**RAW DATA:**
──────
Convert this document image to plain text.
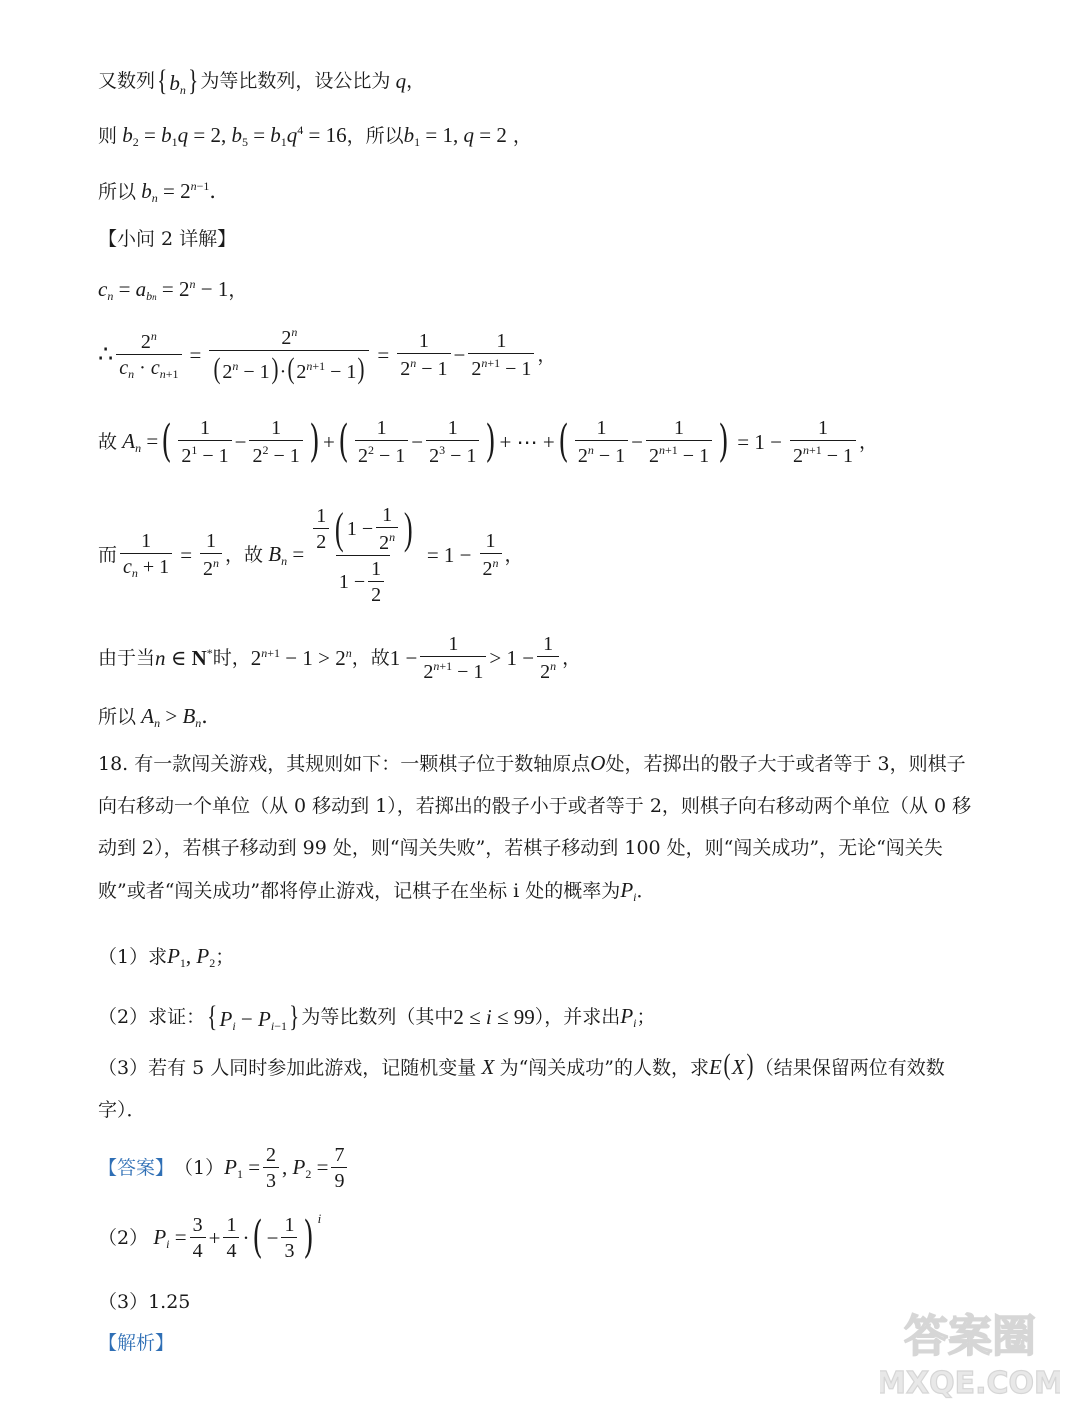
又数列 { $b_n$} 为等比数列，设公比为 q ，
则 $b_2 = b_1q = 2$, $b_5 = b_1q^4 = 16$ ，所以 $b_1 = 1$, q = 2 ，
所以 $b_n = 2^{n-1}$．
【小问 2 详解】
$c_n = a_{bn} = 2^n - 1$ ，
∴ $\frac{2^n}{c_n \cdot c_{n+1}} = \frac{2^n}{(2^n - 1)\cdot(2^{n+1} - 1)} = \frac{1}{2^n - 1} - \frac{1}{2^{n+1} - 1}$ ，
故 $A_n$ = ( $\frac{1}{2^1 - 1} - \frac{1}{2^2 - 1}$ ) + ( $\frac{1}{2^2 - 1} - \frac{1}{2^3 - 1}$ ) + ⋯ + ( $\frac{1}{2^n - 1} - \frac{1}{2^{n+1} - 1}$ ) = $1 - \frac{1}{2^{n+1} - 1}$ ，
而 $\frac{1}{c_n + 1} = \frac{1}{2^n}$ ，故 $B_n = \frac{\frac{1}{2} ( 1 - \frac{1}{2^n} )}{1 - \frac{1}{2}} = 1 - \frac{1}{2^n}$ ，
由于当 n ∈ N* 时， $2^{n+1} - 1 > 2^n$ ，故 $1 - \frac{1}{2^{n+1} - 1} > 1 - \frac{1}{2^n}$ ，
所以 $A_n > B_n$．
18. 有一款闯关游戏，其规则如下：一颗棋子位于数轴原点O处，若掷出的骰子大于或者等于 3，则棋子向右移动一个单位（从 0 移动到 1），若掷出的骰子小于或者等于 2，则棋子向右移动两个单位（从 0 移动到 2），若棋子移动到 99 处，则“闯关失败”，若棋子移动到 100 处，则“闯关成功”，无论“闯关失败”或者“闯关成功”都将停止游戏，记棋子在坐标 i 处的概率为$P_i$．
（1）求 $P_1$, $P_2$ ；
（2）求证： { $P_i - P_{i-1}$} 为等比数列（其中 2 ≤ i ≤ 99 ），并求出 $P_i$ ；
（3）若有 5 人同时参加此游戏，记随机变量 X 为“闯关成功”的人数，求E(X)（结果保留两位有效数字）．
【答案】 （1） $P_1 = \frac{2}{3}$ , $P_2 = \frac{7}{9}$
（2） $P_i = \frac{3}{4} + \frac{1}{4}$ · ( − $\frac{1}{3}$ ) i
（3）1.25
【解析】	答案圈
MXQE.COM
──────
**BRIEF:** For this exercise, gather every line of the data that contains the word "为等比数列".

**RESULT FOR THIS EXERCISE:**
又数列 { $b_n$} 为等比数列，设公比为 q ，
（2）求证： { $P_i - P_{i-1}$} 为等比数列（其中 2 ≤ i ≤ 99 ），并求出 $P_i$ ；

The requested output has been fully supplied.